= EXERCISE =
Count the lines that include the string "Stuttgart", and give only that number.

** start of SUPPLIED MATERIAL **

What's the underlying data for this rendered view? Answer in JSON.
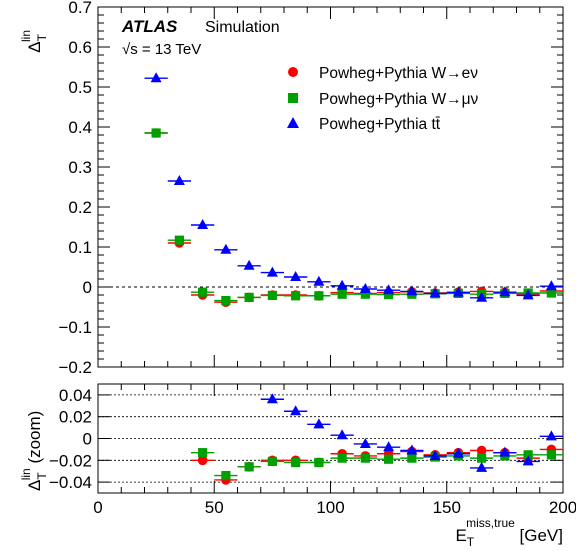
{
  "chart_data": [
    {
      "type": "scatter",
      "title": "",
      "ylabel_main": "Δ",
      "ylabel_sub": "T",
      "ylabel_sup": "lin",
      "xlim": [
        0,
        200
      ],
      "ylim": [
        -0.2,
        0.7
      ],
      "y_ticks": [
        -0.2,
        -0.1,
        0,
        0.1,
        0.2,
        0.3,
        0.4,
        0.5,
        0.6,
        0.7
      ],
      "y_tick_labels": [
        "−0.2",
        "−0.1",
        "0",
        "0.1",
        "0.2",
        "0.3",
        "0.4",
        "0.5",
        "0.6",
        "0.7"
      ],
      "reference_line": 0,
      "annotations": {
        "atlas": "ATLAS",
        "simulation": "Simulation",
        "energy": "√s = 13 TeV"
      },
      "legend": [
        "Powheg+Pythia W→eν",
        "Powheg+Pythia W→μν",
        "Powheg+Pythia tt̄"
      ],
      "legend_position": "top-right",
      "series": [
        {
          "name": "Powheg+Pythia W→eν",
          "marker": "circle",
          "color": "#ff0000",
          "x": [
            25,
            35,
            45,
            55,
            65,
            75,
            85,
            95,
            105,
            115,
            125,
            135,
            145,
            155,
            165,
            175,
            185,
            195
          ],
          "y": [
            0.385,
            0.11,
            -0.02,
            -0.038,
            -0.026,
            -0.02,
            -0.02,
            -0.022,
            -0.014,
            -0.016,
            -0.014,
            -0.012,
            -0.015,
            -0.013,
            -0.011,
            -0.013,
            -0.018,
            -0.01
          ]
        },
        {
          "name": "Powheg+Pythia W→μν",
          "marker": "square",
          "color": "#00a000",
          "x": [
            25,
            35,
            45,
            55,
            65,
            75,
            85,
            95,
            105,
            115,
            125,
            135,
            145,
            155,
            165,
            175,
            185,
            195
          ],
          "y": [
            0.385,
            0.117,
            -0.013,
            -0.034,
            -0.026,
            -0.021,
            -0.022,
            -0.022,
            -0.018,
            -0.018,
            -0.019,
            -0.018,
            -0.017,
            -0.016,
            -0.018,
            -0.016,
            -0.015,
            -0.015
          ]
        },
        {
          "name": "Powheg+Pythia tt̄",
          "marker": "triangle",
          "color": "#0000ff",
          "x": [
            25,
            35,
            45,
            55,
            65,
            75,
            85,
            95,
            105,
            115,
            125,
            135,
            145,
            155,
            165,
            175,
            185,
            195
          ],
          "y": [
            0.522,
            0.265,
            0.155,
            0.093,
            0.053,
            0.036,
            0.025,
            0.013,
            0.003,
            -0.005,
            -0.008,
            -0.011,
            -0.016,
            -0.014,
            -0.027,
            -0.013,
            -0.021,
            0.002
          ]
        }
      ]
    },
    {
      "type": "scatter",
      "title": "",
      "ylabel_main": "Δ",
      "ylabel_sub": "T",
      "ylabel_sup": "lin",
      "ylabel_suffix": " (zoom)",
      "xlabel_main": "E",
      "xlabel_sub": "T",
      "xlabel_sup": "miss,true",
      "xlabel_unit": " [GeV]",
      "xlim": [
        0,
        200
      ],
      "ylim": [
        -0.05,
        0.05
      ],
      "x_ticks": [
        0,
        50,
        100,
        150,
        200
      ],
      "x_tick_labels": [
        "0",
        "50",
        "100",
        "150",
        "200"
      ],
      "y_ticks": [
        -0.04,
        -0.02,
        0,
        0.02,
        0.04
      ],
      "y_tick_labels": [
        "−0.04",
        "−0.02",
        "0",
        "0.02",
        "0.04"
      ],
      "grid_lines": [
        -0.04,
        -0.02,
        0,
        0.02,
        0.04
      ]
    }
  ]
}
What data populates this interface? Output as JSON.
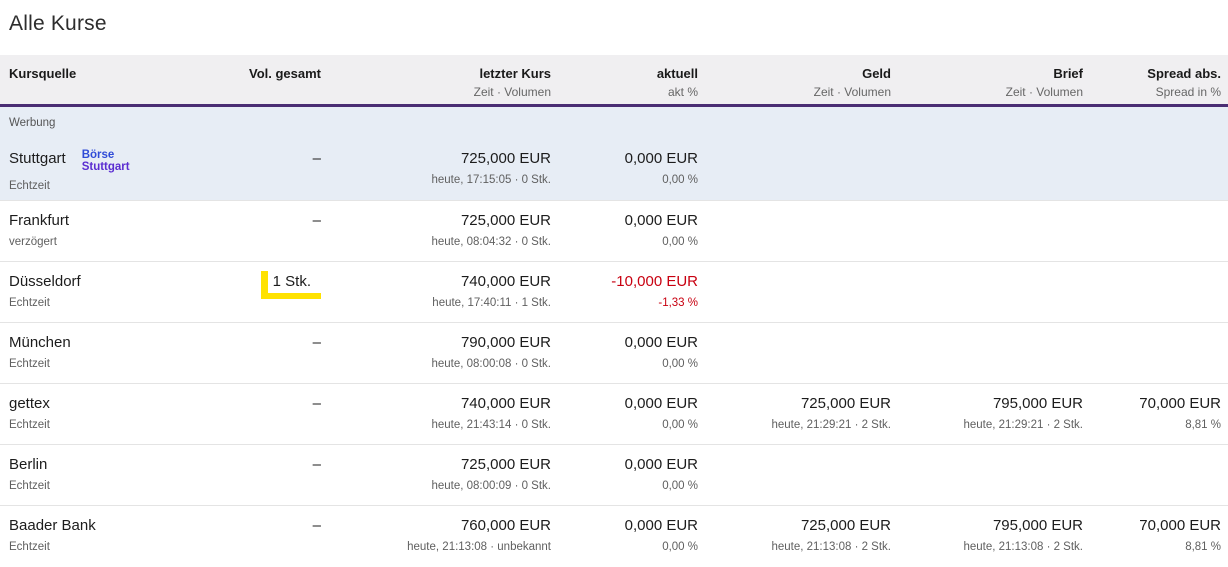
{
  "page": {
    "title": "Alle Kurse"
  },
  "colors": {
    "header_bg": "#f0eff1",
    "header_rule": "#4a2d73",
    "ad_bg": "#e7edf5",
    "negative": "#c80010",
    "highlight": "#ffe200",
    "logo_blue": "#2f4bd7",
    "logo_purple": "#5b2dd1"
  },
  "header": {
    "columns": [
      {
        "label": "Kursquelle",
        "sub": ""
      },
      {
        "label": "Vol. gesamt",
        "sub": ""
      },
      {
        "label": "letzter Kurs",
        "sub": "Zeit · Volumen"
      },
      {
        "label": "aktuell",
        "sub": "akt %"
      },
      {
        "label": "Geld",
        "sub": "Zeit · Volumen"
      },
      {
        "label": "Brief",
        "sub": "Zeit · Volumen"
      },
      {
        "label": "Spread abs.",
        "sub": "Spread in %"
      }
    ]
  },
  "ad": {
    "label": "Werbung",
    "logo_line1": "Börse",
    "logo_line2": "Stuttgart"
  },
  "rows": [
    {
      "source": "Stuttgart",
      "mode": "Echtzeit",
      "vol": "–",
      "last": "725,000 EUR",
      "last_sub": "heute, 17:15:05 · 0 Stk.",
      "akt": "0,000 EUR",
      "akt_sub": "0,00 %",
      "geld": "",
      "geld_sub": "",
      "brief": "",
      "brief_sub": "",
      "spread": "",
      "spread_sub": ""
    },
    {
      "source": "Frankfurt",
      "mode": "verzögert",
      "vol": "–",
      "last": "725,000 EUR",
      "last_sub": "heute, 08:04:32 · 0 Stk.",
      "akt": "0,000 EUR",
      "akt_sub": "0,00 %",
      "geld": "",
      "geld_sub": "",
      "brief": "",
      "brief_sub": "",
      "spread": "",
      "spread_sub": ""
    },
    {
      "source": "Düsseldorf",
      "mode": "Echtzeit",
      "vol": "1 Stk.",
      "last": "740,000 EUR",
      "last_sub": "heute, 17:40:11 · 1 Stk.",
      "akt": "-10,000 EUR",
      "akt_sub": "-1,33 %",
      "geld": "",
      "geld_sub": "",
      "brief": "",
      "brief_sub": "",
      "spread": "",
      "spread_sub": ""
    },
    {
      "source": "München",
      "mode": "Echtzeit",
      "vol": "–",
      "last": "790,000 EUR",
      "last_sub": "heute, 08:00:08 · 0 Stk.",
      "akt": "0,000 EUR",
      "akt_sub": "0,00 %",
      "geld": "",
      "geld_sub": "",
      "brief": "",
      "brief_sub": "",
      "spread": "",
      "spread_sub": ""
    },
    {
      "source": "gettex",
      "mode": "Echtzeit",
      "vol": "–",
      "last": "740,000 EUR",
      "last_sub": "heute, 21:43:14 · 0 Stk.",
      "akt": "0,000 EUR",
      "akt_sub": "0,00 %",
      "geld": "725,000 EUR",
      "geld_sub": "heute, 21:29:21 · 2 Stk.",
      "brief": "795,000 EUR",
      "brief_sub": "heute, 21:29:21 · 2 Stk.",
      "spread": "70,000 EUR",
      "spread_sub": "8,81 %"
    },
    {
      "source": "Berlin",
      "mode": "Echtzeit",
      "vol": "–",
      "last": "725,000 EUR",
      "last_sub": "heute, 08:00:09 · 0 Stk.",
      "akt": "0,000 EUR",
      "akt_sub": "0,00 %",
      "geld": "",
      "geld_sub": "",
      "brief": "",
      "brief_sub": "",
      "spread": "",
      "spread_sub": ""
    },
    {
      "source": "Baader Bank",
      "mode": "Echtzeit",
      "vol": "–",
      "last": "760,000 EUR",
      "last_sub": "heute, 21:13:08 · unbekannt",
      "akt": "0,000 EUR",
      "akt_sub": "0,00 %",
      "geld": "725,000 EUR",
      "geld_sub": "heute, 21:13:08 · 2 Stk.",
      "brief": "795,000 EUR",
      "brief_sub": "heute, 21:13:08 · 2 Stk.",
      "spread": "70,000 EUR",
      "spread_sub": "8,81 %"
    }
  ]
}
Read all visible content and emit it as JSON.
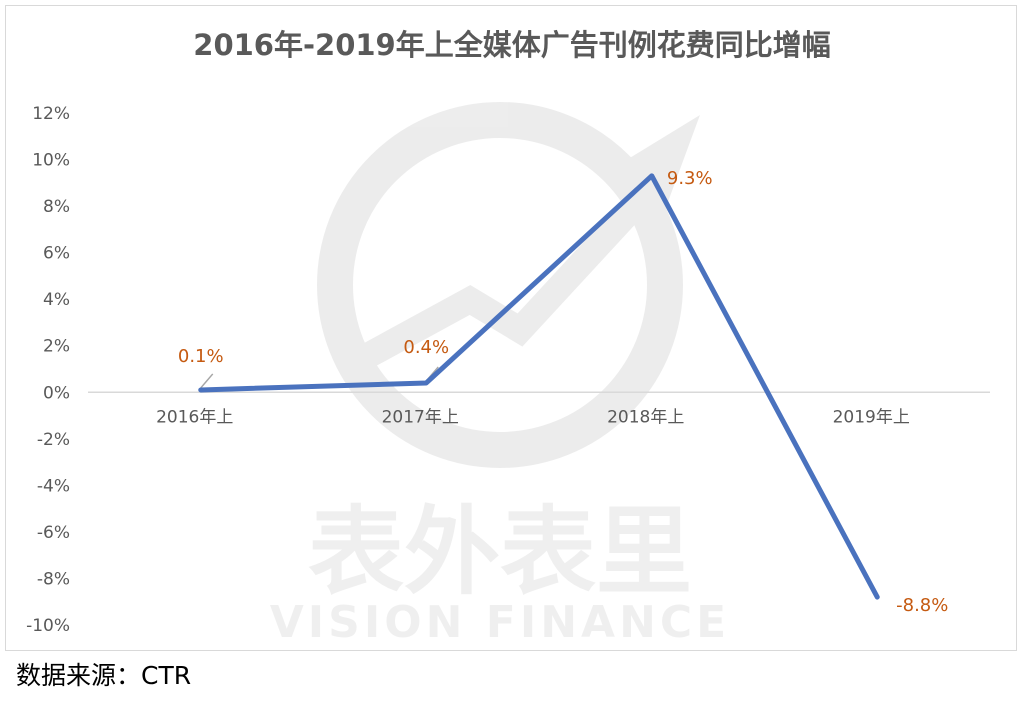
{
  "chart_data": {
    "type": "line",
    "title": "2016年-2019年上全媒体广告刊例花费同比增幅",
    "categories": [
      "2016年上",
      "2017年上",
      "2018年上",
      "2019年上"
    ],
    "series": [
      {
        "values": [
          0.1,
          0.4,
          9.3,
          -8.8
        ],
        "color": "#4a72be"
      }
    ],
    "data_labels": [
      "0.1%",
      "0.4%",
      "9.3%",
      "-8.8%"
    ],
    "y_ticks": [
      12,
      10,
      8,
      6,
      4,
      2,
      0,
      -2,
      -4,
      -6,
      -8,
      -10
    ],
    "y_tick_labels": [
      "12%",
      "10%",
      "8%",
      "6%",
      "4%",
      "2%",
      "0%",
      "-2%",
      "-4%",
      "-6%",
      "-8%",
      "-10%"
    ],
    "ylim": [
      -10,
      12
    ],
    "xlabel": "",
    "ylabel": "",
    "grid": false,
    "legend": "none",
    "label_color": "#c55a11"
  },
  "watermark": {
    "cn_text": "表外表里",
    "en_text": "VISION FINANCE"
  },
  "footer": {
    "source_label": "数据来源：",
    "source_value": "CTR"
  }
}
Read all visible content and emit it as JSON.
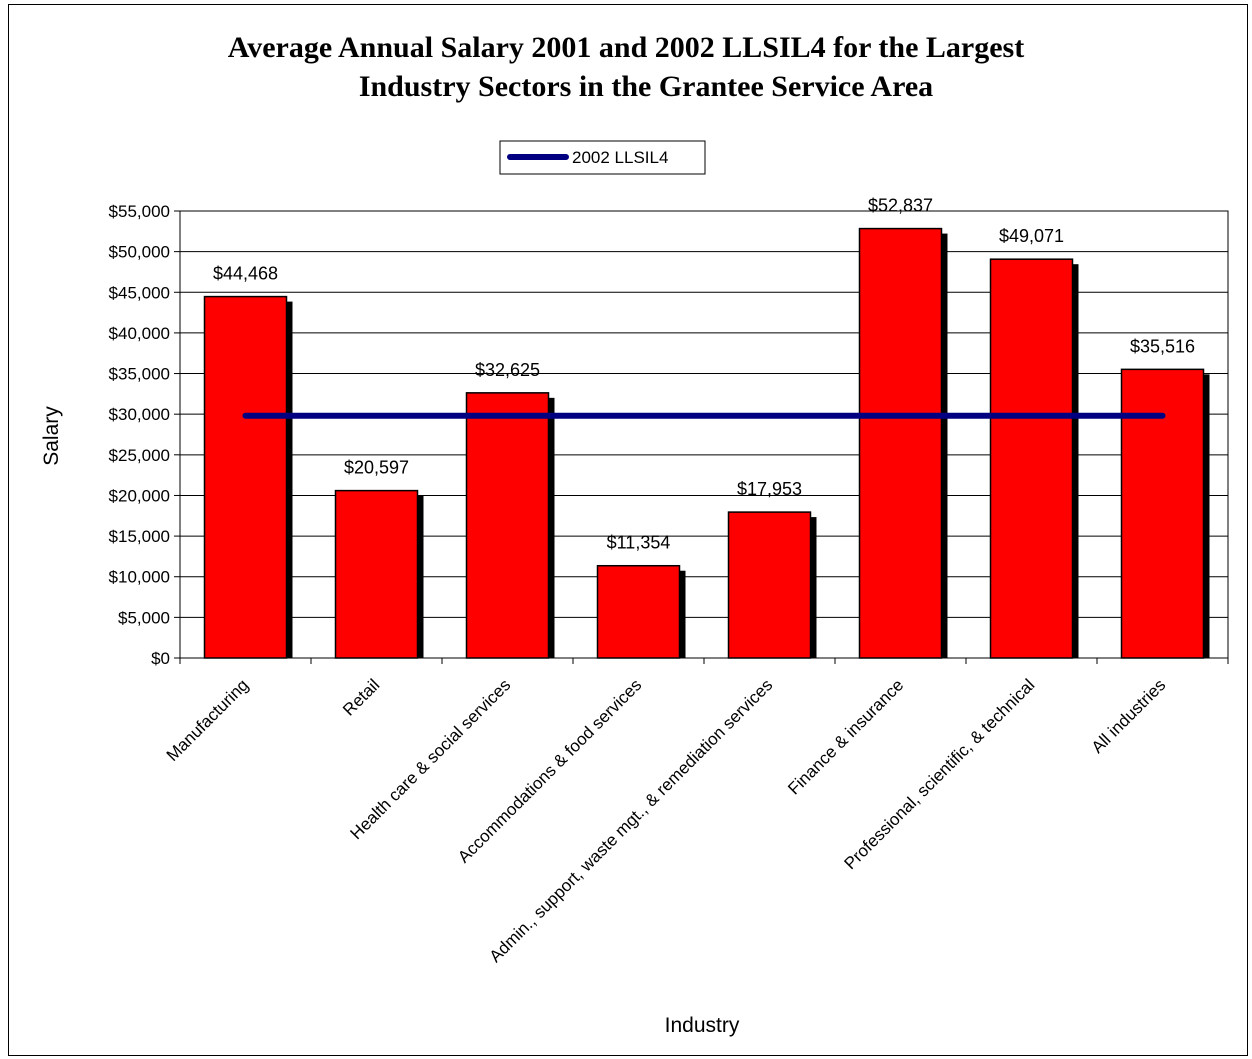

** end of SUPPLIED MATERIAL **

= OUTPUT =
2